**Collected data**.
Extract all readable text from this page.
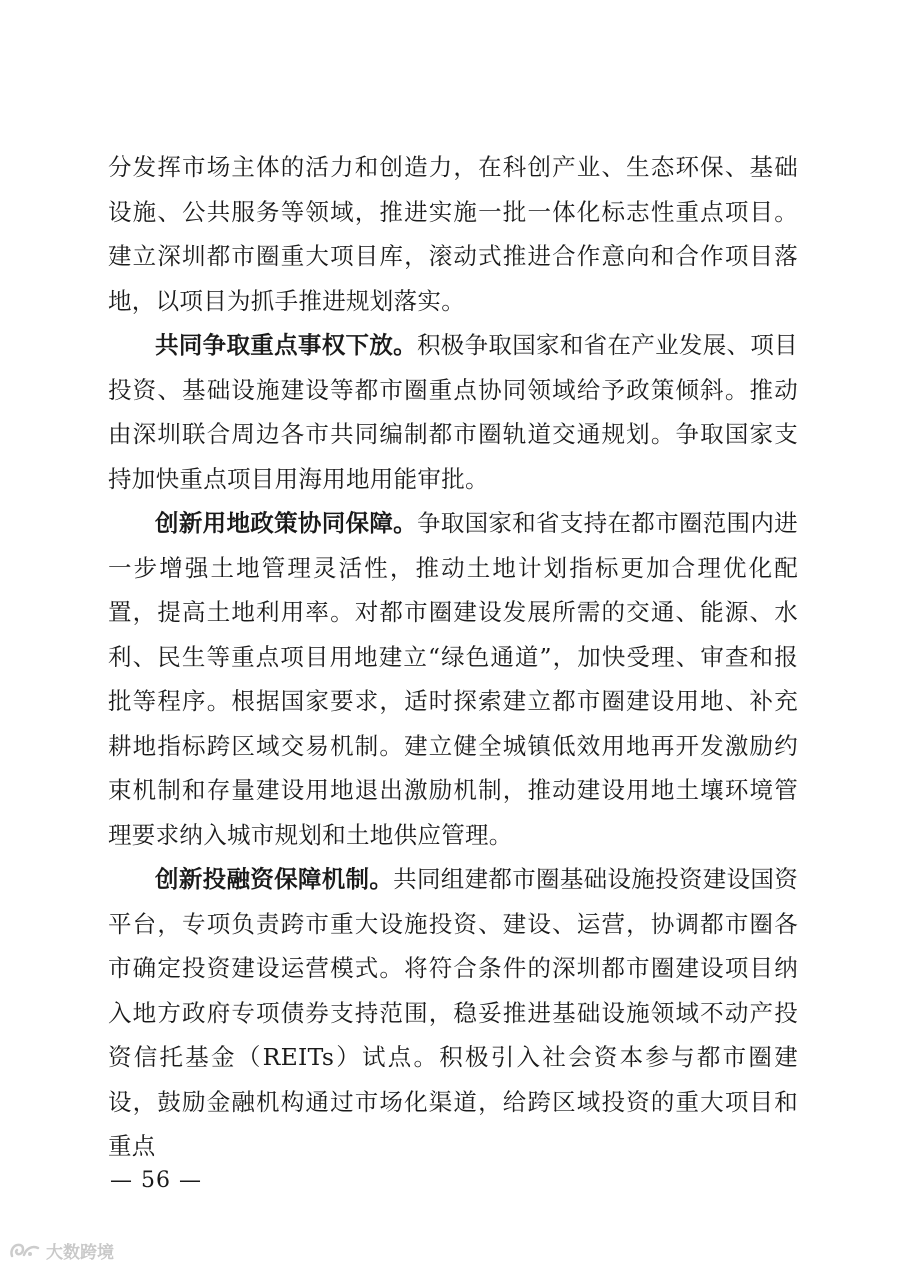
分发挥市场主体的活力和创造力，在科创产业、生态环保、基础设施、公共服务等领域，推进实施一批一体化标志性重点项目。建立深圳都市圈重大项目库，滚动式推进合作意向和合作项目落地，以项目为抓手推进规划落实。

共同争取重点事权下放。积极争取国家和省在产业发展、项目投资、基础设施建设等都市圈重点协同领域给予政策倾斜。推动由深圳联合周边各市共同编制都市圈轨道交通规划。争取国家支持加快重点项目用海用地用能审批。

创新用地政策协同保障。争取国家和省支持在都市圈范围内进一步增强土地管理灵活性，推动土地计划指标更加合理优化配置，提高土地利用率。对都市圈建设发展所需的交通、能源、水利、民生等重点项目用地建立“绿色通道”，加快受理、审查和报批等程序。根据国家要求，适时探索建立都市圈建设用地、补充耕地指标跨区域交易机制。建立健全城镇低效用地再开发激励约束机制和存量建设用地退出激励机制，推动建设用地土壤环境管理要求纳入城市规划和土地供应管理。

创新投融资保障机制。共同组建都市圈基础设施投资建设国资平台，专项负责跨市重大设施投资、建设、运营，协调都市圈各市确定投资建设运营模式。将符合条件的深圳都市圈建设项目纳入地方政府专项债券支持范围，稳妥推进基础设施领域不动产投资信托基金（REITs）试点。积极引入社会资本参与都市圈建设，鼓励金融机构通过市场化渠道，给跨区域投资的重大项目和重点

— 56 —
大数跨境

**Exercise directions**.
Leave the pictures out, and print every line of the listing exactly as written.

**Answer below**.
Extract all readable text from this page.
分发挥市场主体的活力和创造力，在科创产业、生态环保、基础设施、公共服务等领域，推进实施一批一体化标志性重点项目。建立深圳都市圈重大项目库，滚动式推进合作意向和合作项目落地，以项目为抓手推进规划落实。

共同争取重点事权下放。积极争取国家和省在产业发展、项目投资、基础设施建设等都市圈重点协同领域给予政策倾斜。推动由深圳联合周边各市共同编制都市圈轨道交通规划。争取国家支持加快重点项目用海用地用能审批。

创新用地政策协同保障。争取国家和省支持在都市圈范围内进一步增强土地管理灵活性，推动土地计划指标更加合理优化配置，提高土地利用率。对都市圈建设发展所需的交通、能源、水利、民生等重点项目用地建立“绿色通道”，加快受理、审查和报批等程序。根据国家要求，适时探索建立都市圈建设用地、补充耕地指标跨区域交易机制。建立健全城镇低效用地再开发激励约束机制和存量建设用地退出激励机制，推动建设用地土壤环境管理要求纳入城市规划和土地供应管理。

创新投融资保障机制。共同组建都市圈基础设施投资建设国资平台，专项负责跨市重大设施投资、建设、运营，协调都市圈各市确定投资建设运营模式。将符合条件的深圳都市圈建设项目纳入地方政府专项债券支持范围，稳妥推进基础设施领域不动产投资信托基金（REITs）试点。积极引入社会资本参与都市圈建设，鼓励金融机构通过市场化渠道，给跨区域投资的重大项目和重点

— 56 —
大数跨境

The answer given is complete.